## Stored rows
* * * * * * *

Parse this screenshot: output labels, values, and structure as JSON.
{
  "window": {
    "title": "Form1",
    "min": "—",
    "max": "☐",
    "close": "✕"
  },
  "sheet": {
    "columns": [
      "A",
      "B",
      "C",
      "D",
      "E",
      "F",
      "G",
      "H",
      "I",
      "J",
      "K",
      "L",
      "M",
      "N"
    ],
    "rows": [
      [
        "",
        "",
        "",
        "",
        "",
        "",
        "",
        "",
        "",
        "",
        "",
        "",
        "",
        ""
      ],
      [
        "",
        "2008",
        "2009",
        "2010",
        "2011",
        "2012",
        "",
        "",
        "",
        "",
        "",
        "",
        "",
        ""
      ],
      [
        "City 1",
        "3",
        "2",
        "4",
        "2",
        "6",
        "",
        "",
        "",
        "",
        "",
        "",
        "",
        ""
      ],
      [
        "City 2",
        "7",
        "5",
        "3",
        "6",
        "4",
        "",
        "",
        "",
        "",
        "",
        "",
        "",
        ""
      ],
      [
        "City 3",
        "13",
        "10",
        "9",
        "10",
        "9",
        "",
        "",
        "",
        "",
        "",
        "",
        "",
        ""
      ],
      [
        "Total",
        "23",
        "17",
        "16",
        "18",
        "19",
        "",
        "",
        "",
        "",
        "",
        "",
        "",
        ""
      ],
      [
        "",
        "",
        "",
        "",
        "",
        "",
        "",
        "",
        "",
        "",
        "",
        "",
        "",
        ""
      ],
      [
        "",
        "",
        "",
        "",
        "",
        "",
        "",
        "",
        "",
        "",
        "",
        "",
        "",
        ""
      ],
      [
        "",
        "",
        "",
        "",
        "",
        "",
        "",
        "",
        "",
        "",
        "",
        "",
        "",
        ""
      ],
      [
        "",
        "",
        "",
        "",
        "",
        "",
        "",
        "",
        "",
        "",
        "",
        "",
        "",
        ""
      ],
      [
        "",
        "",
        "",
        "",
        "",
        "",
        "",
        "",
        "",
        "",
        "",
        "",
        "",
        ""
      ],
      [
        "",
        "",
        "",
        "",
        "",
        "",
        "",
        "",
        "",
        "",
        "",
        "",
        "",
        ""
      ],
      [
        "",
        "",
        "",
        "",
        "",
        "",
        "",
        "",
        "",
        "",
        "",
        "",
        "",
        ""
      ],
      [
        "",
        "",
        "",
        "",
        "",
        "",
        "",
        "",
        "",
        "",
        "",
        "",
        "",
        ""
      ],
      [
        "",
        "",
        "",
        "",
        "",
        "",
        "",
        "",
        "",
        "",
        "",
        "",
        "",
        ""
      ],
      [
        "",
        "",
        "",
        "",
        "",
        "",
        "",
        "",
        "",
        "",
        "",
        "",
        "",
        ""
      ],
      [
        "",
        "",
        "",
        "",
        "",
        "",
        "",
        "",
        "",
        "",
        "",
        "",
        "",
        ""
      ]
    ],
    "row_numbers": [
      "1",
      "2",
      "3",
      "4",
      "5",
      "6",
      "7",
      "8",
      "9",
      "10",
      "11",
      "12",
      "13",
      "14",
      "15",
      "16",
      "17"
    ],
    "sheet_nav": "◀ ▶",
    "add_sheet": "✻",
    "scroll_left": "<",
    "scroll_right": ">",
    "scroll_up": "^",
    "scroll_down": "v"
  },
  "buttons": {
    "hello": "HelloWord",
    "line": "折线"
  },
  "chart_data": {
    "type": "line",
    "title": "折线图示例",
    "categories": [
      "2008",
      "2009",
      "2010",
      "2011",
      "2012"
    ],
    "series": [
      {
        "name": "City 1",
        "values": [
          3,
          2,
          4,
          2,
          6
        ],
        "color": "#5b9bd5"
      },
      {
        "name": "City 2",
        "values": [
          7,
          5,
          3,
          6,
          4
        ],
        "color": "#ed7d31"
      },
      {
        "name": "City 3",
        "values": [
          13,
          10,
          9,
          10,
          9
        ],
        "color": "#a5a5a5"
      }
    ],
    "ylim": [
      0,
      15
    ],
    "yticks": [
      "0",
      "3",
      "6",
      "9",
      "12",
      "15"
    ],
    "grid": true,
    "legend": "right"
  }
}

* * * * * * *

## Problem details
Repeat all the entries exactly as given.

## Written solution
Parse this screenshot: output labels, values, and structure as JSON.
{
  "window": {
    "title": "Form1",
    "min": "—",
    "max": "☐",
    "close": "✕"
  },
  "sheet": {
    "columns": [
      "A",
      "B",
      "C",
      "D",
      "E",
      "F",
      "G",
      "H",
      "I",
      "J",
      "K",
      "L",
      "M",
      "N"
    ],
    "rows": [
      [
        "",
        "",
        "",
        "",
        "",
        "",
        "",
        "",
        "",
        "",
        "",
        "",
        "",
        ""
      ],
      [
        "",
        "2008",
        "2009",
        "2010",
        "2011",
        "2012",
        "",
        "",
        "",
        "",
        "",
        "",
        "",
        ""
      ],
      [
        "City 1",
        "3",
        "2",
        "4",
        "2",
        "6",
        "",
        "",
        "",
        "",
        "",
        "",
        "",
        ""
      ],
      [
        "City 2",
        "7",
        "5",
        "3",
        "6",
        "4",
        "",
        "",
        "",
        "",
        "",
        "",
        "",
        ""
      ],
      [
        "City 3",
        "13",
        "10",
        "9",
        "10",
        "9",
        "",
        "",
        "",
        "",
        "",
        "",
        "",
        ""
      ],
      [
        "Total",
        "23",
        "17",
        "16",
        "18",
        "19",
        "",
        "",
        "",
        "",
        "",
        "",
        "",
        ""
      ],
      [
        "",
        "",
        "",
        "",
        "",
        "",
        "",
        "",
        "",
        "",
        "",
        "",
        "",
        ""
      ],
      [
        "",
        "",
        "",
        "",
        "",
        "",
        "",
        "",
        "",
        "",
        "",
        "",
        "",
        ""
      ],
      [
        "",
        "",
        "",
        "",
        "",
        "",
        "",
        "",
        "",
        "",
        "",
        "",
        "",
        ""
      ],
      [
        "",
        "",
        "",
        "",
        "",
        "",
        "",
        "",
        "",
        "",
        "",
        "",
        "",
        ""
      ],
      [
        "",
        "",
        "",
        "",
        "",
        "",
        "",
        "",
        "",
        "",
        "",
        "",
        "",
        ""
      ],
      [
        "",
        "",
        "",
        "",
        "",
        "",
        "",
        "",
        "",
        "",
        "",
        "",
        "",
        ""
      ],
      [
        "",
        "",
        "",
        "",
        "",
        "",
        "",
        "",
        "",
        "",
        "",
        "",
        "",
        ""
      ],
      [
        "",
        "",
        "",
        "",
        "",
        "",
        "",
        "",
        "",
        "",
        "",
        "",
        "",
        ""
      ],
      [
        "",
        "",
        "",
        "",
        "",
        "",
        "",
        "",
        "",
        "",
        "",
        "",
        "",
        ""
      ],
      [
        "",
        "",
        "",
        "",
        "",
        "",
        "",
        "",
        "",
        "",
        "",
        "",
        "",
        ""
      ],
      [
        "",
        "",
        "",
        "",
        "",
        "",
        "",
        "",
        "",
        "",
        "",
        "",
        "",
        ""
      ]
    ],
    "row_numbers": [
      "1",
      "2",
      "3",
      "4",
      "5",
      "6",
      "7",
      "8",
      "9",
      "10",
      "11",
      "12",
      "13",
      "14",
      "15",
      "16",
      "17"
    ],
    "sheet_nav": "◀ ▶",
    "add_sheet": "✻",
    "scroll_left": "<",
    "scroll_right": ">",
    "scroll_up": "^",
    "scroll_down": "v"
  },
  "buttons": {
    "hello": "HelloWord",
    "line": "折线"
  },
  "chart_data": {
    "type": "line",
    "title": "折线图示例",
    "categories": [
      "2008",
      "2009",
      "2010",
      "2011",
      "2012"
    ],
    "series": [
      {
        "name": "City 1",
        "values": [
          3,
          2,
          4,
          2,
          6
        ],
        "color": "#5b9bd5"
      },
      {
        "name": "City 2",
        "values": [
          7,
          5,
          3,
          6,
          4
        ],
        "color": "#ed7d31"
      },
      {
        "name": "City 3",
        "values": [
          13,
          10,
          9,
          10,
          9
        ],
        "color": "#a5a5a5"
      }
    ],
    "ylim": [
      0,
      15
    ],
    "yticks": [
      "0",
      "3",
      "6",
      "9",
      "12",
      "15"
    ],
    "grid": true,
    "legend": "right"
  }
}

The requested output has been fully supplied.